Skip the images and return the records below exactly.

--- start of Exercise material ---

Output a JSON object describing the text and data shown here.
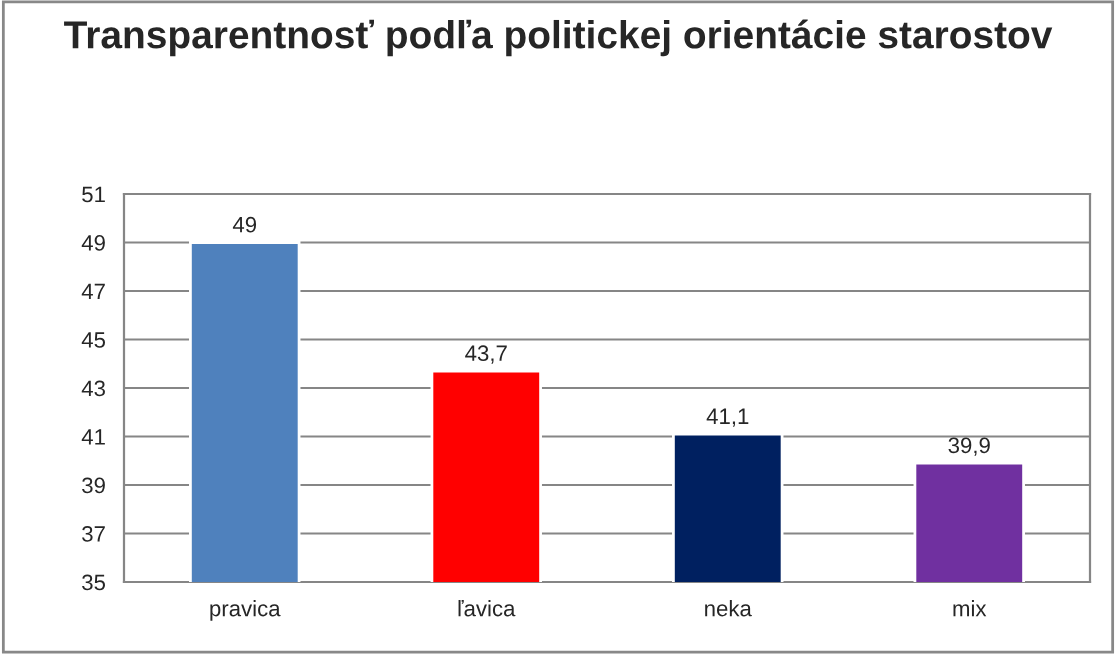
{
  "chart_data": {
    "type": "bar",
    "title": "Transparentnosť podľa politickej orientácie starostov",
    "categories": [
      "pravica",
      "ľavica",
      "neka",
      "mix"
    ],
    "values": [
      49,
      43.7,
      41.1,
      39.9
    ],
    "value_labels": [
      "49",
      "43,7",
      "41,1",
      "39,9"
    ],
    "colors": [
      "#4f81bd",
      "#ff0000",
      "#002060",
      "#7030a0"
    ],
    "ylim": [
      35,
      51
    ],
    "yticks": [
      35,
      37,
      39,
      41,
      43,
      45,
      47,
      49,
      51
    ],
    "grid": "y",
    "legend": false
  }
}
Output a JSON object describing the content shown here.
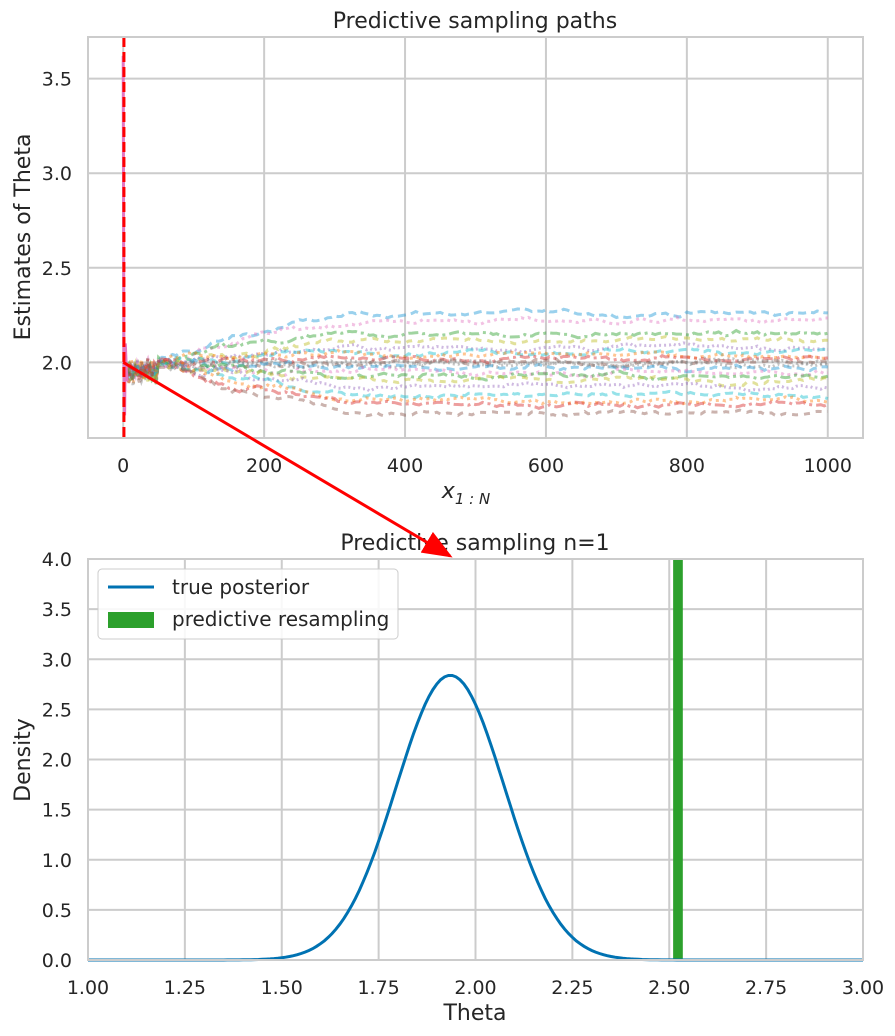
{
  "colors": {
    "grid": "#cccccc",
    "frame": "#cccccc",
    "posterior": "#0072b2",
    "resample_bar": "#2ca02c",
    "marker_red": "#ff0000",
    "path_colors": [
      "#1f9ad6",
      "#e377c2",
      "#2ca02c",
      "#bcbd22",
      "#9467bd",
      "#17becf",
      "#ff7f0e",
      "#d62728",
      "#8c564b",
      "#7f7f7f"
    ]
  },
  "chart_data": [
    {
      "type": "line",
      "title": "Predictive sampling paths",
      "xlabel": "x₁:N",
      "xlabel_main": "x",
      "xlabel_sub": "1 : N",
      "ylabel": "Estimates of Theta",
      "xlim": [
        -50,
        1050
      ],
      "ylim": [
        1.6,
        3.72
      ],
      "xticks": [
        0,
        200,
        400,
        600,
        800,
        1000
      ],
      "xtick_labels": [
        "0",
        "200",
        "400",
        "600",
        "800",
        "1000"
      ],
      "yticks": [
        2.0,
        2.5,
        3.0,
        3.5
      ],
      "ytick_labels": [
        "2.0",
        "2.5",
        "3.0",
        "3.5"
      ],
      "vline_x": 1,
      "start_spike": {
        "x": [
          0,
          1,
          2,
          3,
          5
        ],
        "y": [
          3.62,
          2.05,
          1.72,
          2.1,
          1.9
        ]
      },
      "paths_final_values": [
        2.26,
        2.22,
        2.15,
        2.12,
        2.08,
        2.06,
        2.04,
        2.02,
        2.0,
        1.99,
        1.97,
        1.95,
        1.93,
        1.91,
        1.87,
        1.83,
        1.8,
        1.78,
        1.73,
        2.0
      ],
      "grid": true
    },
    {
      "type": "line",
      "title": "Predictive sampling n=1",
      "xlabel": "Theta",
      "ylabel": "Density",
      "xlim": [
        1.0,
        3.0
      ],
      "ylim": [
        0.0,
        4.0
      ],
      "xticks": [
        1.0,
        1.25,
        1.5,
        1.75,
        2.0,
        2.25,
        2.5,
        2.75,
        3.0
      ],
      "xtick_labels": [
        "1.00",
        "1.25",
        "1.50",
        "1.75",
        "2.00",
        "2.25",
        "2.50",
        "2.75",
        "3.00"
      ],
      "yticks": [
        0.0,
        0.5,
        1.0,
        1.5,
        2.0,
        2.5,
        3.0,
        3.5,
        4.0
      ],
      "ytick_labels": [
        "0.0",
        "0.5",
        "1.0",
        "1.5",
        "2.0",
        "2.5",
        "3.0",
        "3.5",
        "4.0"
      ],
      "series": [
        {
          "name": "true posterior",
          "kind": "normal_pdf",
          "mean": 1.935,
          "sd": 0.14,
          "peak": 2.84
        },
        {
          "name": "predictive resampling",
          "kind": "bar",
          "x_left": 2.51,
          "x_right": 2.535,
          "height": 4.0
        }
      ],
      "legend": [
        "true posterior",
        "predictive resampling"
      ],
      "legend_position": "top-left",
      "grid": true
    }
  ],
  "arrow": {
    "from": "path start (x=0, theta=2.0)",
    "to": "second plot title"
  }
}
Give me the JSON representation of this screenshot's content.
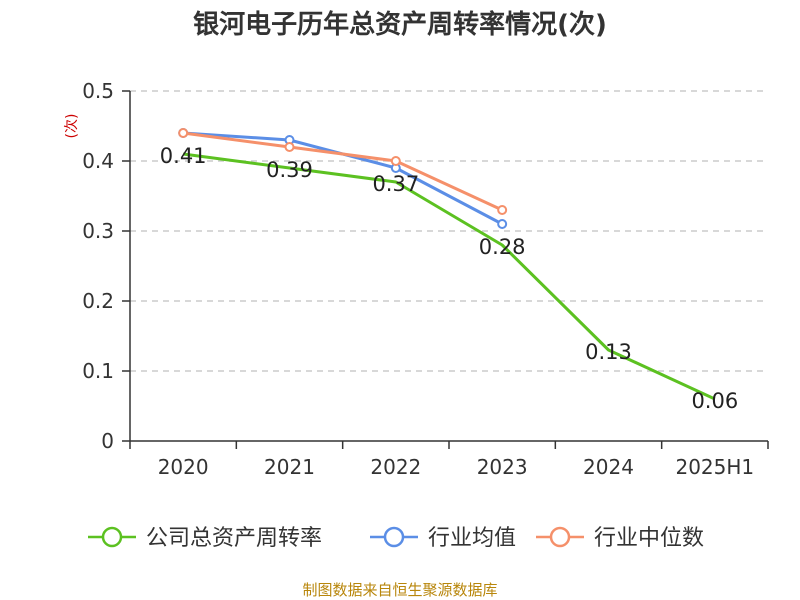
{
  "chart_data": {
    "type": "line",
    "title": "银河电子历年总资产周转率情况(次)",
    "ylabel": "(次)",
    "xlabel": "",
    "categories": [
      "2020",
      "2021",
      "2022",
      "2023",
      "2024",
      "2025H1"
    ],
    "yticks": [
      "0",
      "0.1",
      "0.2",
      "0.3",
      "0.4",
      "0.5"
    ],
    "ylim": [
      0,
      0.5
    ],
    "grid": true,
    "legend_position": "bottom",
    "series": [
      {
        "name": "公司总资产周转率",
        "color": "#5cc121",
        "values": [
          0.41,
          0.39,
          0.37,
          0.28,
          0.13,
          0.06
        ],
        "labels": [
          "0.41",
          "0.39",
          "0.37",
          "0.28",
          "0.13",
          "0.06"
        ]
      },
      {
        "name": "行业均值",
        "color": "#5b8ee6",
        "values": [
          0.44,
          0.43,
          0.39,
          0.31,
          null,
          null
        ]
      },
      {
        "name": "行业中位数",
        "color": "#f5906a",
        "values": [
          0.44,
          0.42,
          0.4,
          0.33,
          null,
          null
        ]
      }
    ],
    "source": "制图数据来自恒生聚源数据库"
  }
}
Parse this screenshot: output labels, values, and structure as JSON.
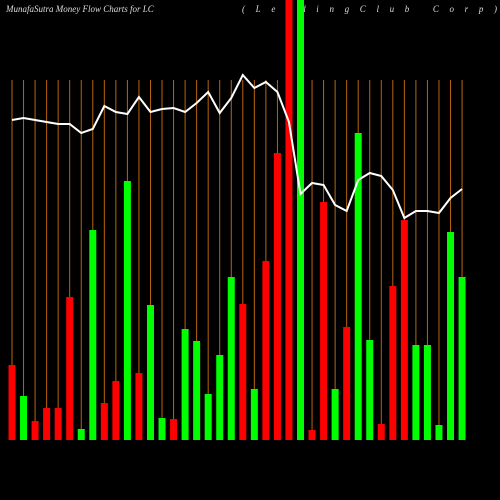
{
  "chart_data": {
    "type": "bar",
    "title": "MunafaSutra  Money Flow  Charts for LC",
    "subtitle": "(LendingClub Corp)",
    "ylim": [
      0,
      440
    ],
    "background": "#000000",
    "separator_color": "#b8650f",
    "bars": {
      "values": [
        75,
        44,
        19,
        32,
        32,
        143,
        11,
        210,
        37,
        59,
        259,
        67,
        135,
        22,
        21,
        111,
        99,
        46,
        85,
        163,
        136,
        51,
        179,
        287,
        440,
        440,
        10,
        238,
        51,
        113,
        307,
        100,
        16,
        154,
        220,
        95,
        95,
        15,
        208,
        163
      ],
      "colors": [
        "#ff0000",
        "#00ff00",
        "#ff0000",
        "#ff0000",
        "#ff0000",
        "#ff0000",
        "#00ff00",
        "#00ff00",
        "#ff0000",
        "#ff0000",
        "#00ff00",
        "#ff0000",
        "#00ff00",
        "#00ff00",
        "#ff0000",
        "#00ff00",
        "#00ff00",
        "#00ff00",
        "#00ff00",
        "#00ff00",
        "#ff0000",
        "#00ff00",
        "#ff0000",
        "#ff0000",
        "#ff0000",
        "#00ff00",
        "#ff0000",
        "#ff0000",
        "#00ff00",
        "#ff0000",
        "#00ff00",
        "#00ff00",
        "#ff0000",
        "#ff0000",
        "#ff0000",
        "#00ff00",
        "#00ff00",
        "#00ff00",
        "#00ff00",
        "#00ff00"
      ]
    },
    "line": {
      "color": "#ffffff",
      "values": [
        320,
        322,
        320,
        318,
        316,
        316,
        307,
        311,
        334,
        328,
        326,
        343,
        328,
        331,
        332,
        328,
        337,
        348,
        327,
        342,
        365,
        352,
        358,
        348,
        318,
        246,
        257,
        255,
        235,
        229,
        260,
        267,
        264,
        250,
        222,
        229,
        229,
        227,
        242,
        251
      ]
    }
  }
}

--- end of Exercise material ---

◆ **The solution**:
Output a JSON object describing the text and data shown here.
{
  "chart_data": {
    "type": "bar",
    "title": "Transparentnosť podľa politickej orientácie starostov",
    "categories": [
      "pravica",
      "ľavica",
      "neka",
      "mix"
    ],
    "values": [
      49,
      43.7,
      41.1,
      39.9
    ],
    "value_labels": [
      "49",
      "43,7",
      "41,1",
      "39,9"
    ],
    "colors": [
      "#4f81bd",
      "#ff0000",
      "#002060",
      "#7030a0"
    ],
    "ylim": [
      35,
      51
    ],
    "yticks": [
      35,
      37,
      39,
      41,
      43,
      45,
      47,
      49,
      51
    ],
    "grid": "y",
    "legend": false
  }
}
Output a JSON object describing the content shown here.
{
  "colors": {
    "grid": "#cccccc",
    "frame": "#cccccc",
    "posterior": "#0072b2",
    "resample_bar": "#2ca02c",
    "marker_red": "#ff0000",
    "path_colors": [
      "#1f9ad6",
      "#e377c2",
      "#2ca02c",
      "#bcbd22",
      "#9467bd",
      "#17becf",
      "#ff7f0e",
      "#d62728",
      "#8c564b",
      "#7f7f7f"
    ]
  },
  "chart_data": [
    {
      "type": "line",
      "title": "Predictive sampling paths",
      "xlabel": "x₁:N",
      "xlabel_main": "x",
      "xlabel_sub": "1 : N",
      "ylabel": "Estimates of Theta",
      "xlim": [
        -50,
        1050
      ],
      "ylim": [
        1.6,
        3.72
      ],
      "xticks": [
        0,
        200,
        400,
        600,
        800,
        1000
      ],
      "xtick_labels": [
        "0",
        "200",
        "400",
        "600",
        "800",
        "1000"
      ],
      "yticks": [
        2.0,
        2.5,
        3.0,
        3.5
      ],
      "ytick_labels": [
        "2.0",
        "2.5",
        "3.0",
        "3.5"
      ],
      "vline_x": 1,
      "start_spike": {
        "x": [
          0,
          1,
          2,
          3,
          5
        ],
        "y": [
          3.62,
          2.05,
          1.72,
          2.1,
          1.9
        ]
      },
      "paths_final_values": [
        2.26,
        2.22,
        2.15,
        2.12,
        2.08,
        2.06,
        2.04,
        2.02,
        2.0,
        1.99,
        1.97,
        1.95,
        1.93,
        1.91,
        1.87,
        1.83,
        1.8,
        1.78,
        1.73,
        2.0
      ],
      "grid": true
    },
    {
      "type": "line",
      "title": "Predictive sampling n=1",
      "xlabel": "Theta",
      "ylabel": "Density",
      "xlim": [
        1.0,
        3.0
      ],
      "ylim": [
        0.0,
        4.0
      ],
      "xticks": [
        1.0,
        1.25,
        1.5,
        1.75,
        2.0,
        2.25,
        2.5,
        2.75,
        3.0
      ],
      "xtick_labels": [
        "1.00",
        "1.25",
        "1.50",
        "1.75",
        "2.00",
        "2.25",
        "2.50",
        "2.75",
        "3.00"
      ],
      "yticks": [
        0.0,
        0.5,
        1.0,
        1.5,
        2.0,
        2.5,
        3.0,
        3.5,
        4.0
      ],
      "ytick_labels": [
        "0.0",
        "0.5",
        "1.0",
        "1.5",
        "2.0",
        "2.5",
        "3.0",
        "3.5",
        "4.0"
      ],
      "series": [
        {
          "name": "true posterior",
          "kind": "normal_pdf",
          "mean": 1.935,
          "sd": 0.14,
          "peak": 2.84
        },
        {
          "name": "predictive resampling",
          "kind": "bar",
          "x_left": 2.51,
          "x_right": 2.535,
          "height": 4.0
        }
      ],
      "legend": [
        "true posterior",
        "predictive resampling"
      ],
      "legend_position": "top-left",
      "grid": true
    }
  ],
  "arrow": {
    "from": "path start (x=0, theta=2.0)",
    "to": "second plot title"
  }
}
Give me the JSON representation of this screenshot's content.
{
  "chart_data": {
    "type": "line",
    "title": "银河电子历年总资产周转率情况(次)",
    "ylabel": "(次)",
    "xlabel": "",
    "categories": [
      "2020",
      "2021",
      "2022",
      "2023",
      "2024",
      "2025H1"
    ],
    "yticks": [
      "0",
      "0.1",
      "0.2",
      "0.3",
      "0.4",
      "0.5"
    ],
    "ylim": [
      0,
      0.5
    ],
    "grid": true,
    "legend_position": "bottom",
    "series": [
      {
        "name": "公司总资产周转率",
        "color": "#5cc121",
        "values": [
          0.41,
          0.39,
          0.37,
          0.28,
          0.13,
          0.06
        ],
        "labels": [
          "0.41",
          "0.39",
          "0.37",
          "0.28",
          "0.13",
          "0.06"
        ]
      },
      {
        "name": "行业均值",
        "color": "#5b8ee6",
        "values": [
          0.44,
          0.43,
          0.39,
          0.31,
          null,
          null
        ]
      },
      {
        "name": "行业中位数",
        "color": "#f5906a",
        "values": [
          0.44,
          0.42,
          0.4,
          0.33,
          null,
          null
        ]
      }
    ],
    "source": "制图数据来自恒生聚源数据库"
  }
}
Parse this screenshot: output labels, values, and structure as JSON.
{
  "chart_data": {
    "type": "bar",
    "title": "MunafaSutra  Money Flow  Charts for LC",
    "subtitle": "(LendingClub Corp)",
    "ylim": [
      0,
      440
    ],
    "background": "#000000",
    "separator_color": "#b8650f",
    "bars": {
      "values": [
        75,
        44,
        19,
        32,
        32,
        143,
        11,
        210,
        37,
        59,
        259,
        67,
        135,
        22,
        21,
        111,
        99,
        46,
        85,
        163,
        136,
        51,
        179,
        287,
        440,
        440,
        10,
        238,
        51,
        113,
        307,
        100,
        16,
        154,
        220,
        95,
        95,
        15,
        208,
        163
      ],
      "colors": [
        "#ff0000",
        "#00ff00",
        "#ff0000",
        "#ff0000",
        "#ff0000",
        "#ff0000",
        "#00ff00",
        "#00ff00",
        "#ff0000",
        "#ff0000",
        "#00ff00",
        "#ff0000",
        "#00ff00",
        "#00ff00",
        "#ff0000",
        "#00ff00",
        "#00ff00",
        "#00ff00",
        "#00ff00",
        "#00ff00",
        "#ff0000",
        "#00ff00",
        "#ff0000",
        "#ff0000",
        "#ff0000",
        "#00ff00",
        "#ff0000",
        "#ff0000",
        "#00ff00",
        "#ff0000",
        "#00ff00",
        "#00ff00",
        "#ff0000",
        "#ff0000",
        "#ff0000",
        "#00ff00",
        "#00ff00",
        "#00ff00",
        "#00ff00",
        "#00ff00"
      ]
    },
    "line": {
      "color": "#ffffff",
      "values": [
        320,
        322,
        320,
        318,
        316,
        316,
        307,
        311,
        334,
        328,
        326,
        343,
        328,
        331,
        332,
        328,
        337,
        348,
        327,
        342,
        365,
        352,
        358,
        348,
        318,
        246,
        257,
        255,
        235,
        229,
        260,
        267,
        264,
        250,
        222,
        229,
        229,
        227,
        242,
        251
      ]
    }
  }
}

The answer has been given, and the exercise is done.